= STATED GOAL =
Pull every line holding the string "image" from the records below.

[Saved data entries]
________________________________________
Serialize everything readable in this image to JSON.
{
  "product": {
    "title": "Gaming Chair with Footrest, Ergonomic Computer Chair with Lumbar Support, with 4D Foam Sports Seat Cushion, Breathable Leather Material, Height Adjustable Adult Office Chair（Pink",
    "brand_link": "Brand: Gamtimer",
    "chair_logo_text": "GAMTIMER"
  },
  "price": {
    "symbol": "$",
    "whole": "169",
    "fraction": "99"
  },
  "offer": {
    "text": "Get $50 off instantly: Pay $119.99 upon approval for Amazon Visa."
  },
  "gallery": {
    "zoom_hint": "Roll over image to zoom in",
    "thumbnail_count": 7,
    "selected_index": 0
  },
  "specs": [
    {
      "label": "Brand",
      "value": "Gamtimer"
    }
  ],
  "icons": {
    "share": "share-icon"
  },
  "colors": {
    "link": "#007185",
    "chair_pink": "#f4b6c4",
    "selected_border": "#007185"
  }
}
________________________________________
= FINAL RESULT =
Serialize everything readable in this image to JSON.
    "zoom_hint": "Roll over image to zoom in",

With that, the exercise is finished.